### Instructions for the task
Transcribe the records that follow exactly. Skip the pictures.

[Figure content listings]
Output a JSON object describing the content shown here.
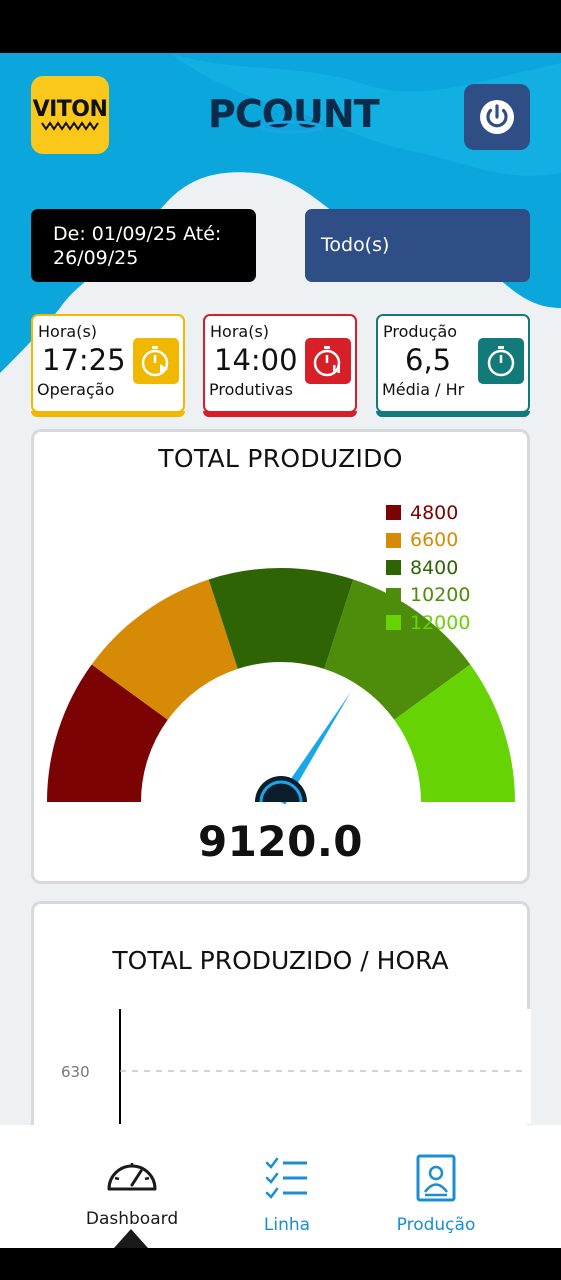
{
  "header": {
    "brand_logo_text": "VITON",
    "app_logo_text": "PCOUNT",
    "power_icon": "power-icon"
  },
  "filters": {
    "date_range": "De: 01/09/25 Até: 26/09/25",
    "selection": "Todo(s)"
  },
  "stats": [
    {
      "top": "Hora(s)",
      "value": "17:25",
      "bottom": "Operação",
      "color": "#f0b800",
      "icon": "timer-play-icon"
    },
    {
      "top": "Hora(s)",
      "value": "14:00",
      "bottom": "Produtivas",
      "color": "#d61f26",
      "icon": "timer-pause-icon"
    },
    {
      "top": "Produção",
      "value": "6,5",
      "bottom": "Média / Hr",
      "color": "#137a7a",
      "icon": "stopwatch-icon"
    }
  ],
  "gauge": {
    "title": "TOTAL PRODUZIDO",
    "value_label": "9120.0",
    "value": 9120,
    "min": 3000,
    "max": 12000,
    "bands": [
      {
        "to": 4800,
        "color": "#7b0303"
      },
      {
        "to": 6600,
        "color": "#d68a05"
      },
      {
        "to": 8400,
        "color": "#2f6405"
      },
      {
        "to": 10200,
        "color": "#4d8d0b"
      },
      {
        "to": 12000,
        "color": "#66d404"
      }
    ],
    "legend": [
      {
        "label": "4800",
        "color": "#7b0303"
      },
      {
        "label": "6600",
        "color": "#d68a05"
      },
      {
        "label": "8400",
        "color": "#2f6405"
      },
      {
        "label": "10200",
        "color": "#4d8d0b"
      },
      {
        "label": "12000",
        "color": "#66d404"
      }
    ]
  },
  "hourly": {
    "title": "TOTAL PRODUZIDO / HORA",
    "y_tick": "630"
  },
  "nav": [
    {
      "label": "Dashboard",
      "icon": "dashboard-gauge-icon",
      "active": true
    },
    {
      "label": "Linha",
      "icon": "checklist-icon",
      "active": false
    },
    {
      "label": "Produção",
      "icon": "badge-icon",
      "active": false
    }
  ],
  "colors": {
    "primary": "#2f4e86",
    "accent_blue": "#1aa7e8",
    "nav_active": "#1a1a1a",
    "nav_inactive": "#1a8ed0"
  }
}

### Written solution
Output a JSON object describing the content shown here.
{
  "header": {
    "brand_logo_text": "VITON",
    "app_logo_text": "PCOUNT",
    "power_icon": "power-icon"
  },
  "filters": {
    "date_range": "De: 01/09/25 Até: 26/09/25",
    "selection": "Todo(s)"
  },
  "stats": [
    {
      "top": "Hora(s)",
      "value": "17:25",
      "bottom": "Operação",
      "color": "#f0b800",
      "icon": "timer-play-icon"
    },
    {
      "top": "Hora(s)",
      "value": "14:00",
      "bottom": "Produtivas",
      "color": "#d61f26",
      "icon": "timer-pause-icon"
    },
    {
      "top": "Produção",
      "value": "6,5",
      "bottom": "Média / Hr",
      "color": "#137a7a",
      "icon": "stopwatch-icon"
    }
  ],
  "gauge": {
    "title": "TOTAL PRODUZIDO",
    "value_label": "9120.0",
    "value": 9120,
    "min": 3000,
    "max": 12000,
    "bands": [
      {
        "to": 4800,
        "color": "#7b0303"
      },
      {
        "to": 6600,
        "color": "#d68a05"
      },
      {
        "to": 8400,
        "color": "#2f6405"
      },
      {
        "to": 10200,
        "color": "#4d8d0b"
      },
      {
        "to": 12000,
        "color": "#66d404"
      }
    ],
    "legend": [
      {
        "label": "4800",
        "color": "#7b0303"
      },
      {
        "label": "6600",
        "color": "#d68a05"
      },
      {
        "label": "8400",
        "color": "#2f6405"
      },
      {
        "label": "10200",
        "color": "#4d8d0b"
      },
      {
        "label": "12000",
        "color": "#66d404"
      }
    ]
  },
  "hourly": {
    "title": "TOTAL PRODUZIDO / HORA",
    "y_tick": "630"
  },
  "nav": [
    {
      "label": "Dashboard",
      "icon": "dashboard-gauge-icon",
      "active": true
    },
    {
      "label": "Linha",
      "icon": "checklist-icon",
      "active": false
    },
    {
      "label": "Produção",
      "icon": "badge-icon",
      "active": false
    }
  ],
  "colors": {
    "primary": "#2f4e86",
    "accent_blue": "#1aa7e8",
    "nav_active": "#1a1a1a",
    "nav_inactive": "#1a8ed0"
  }
}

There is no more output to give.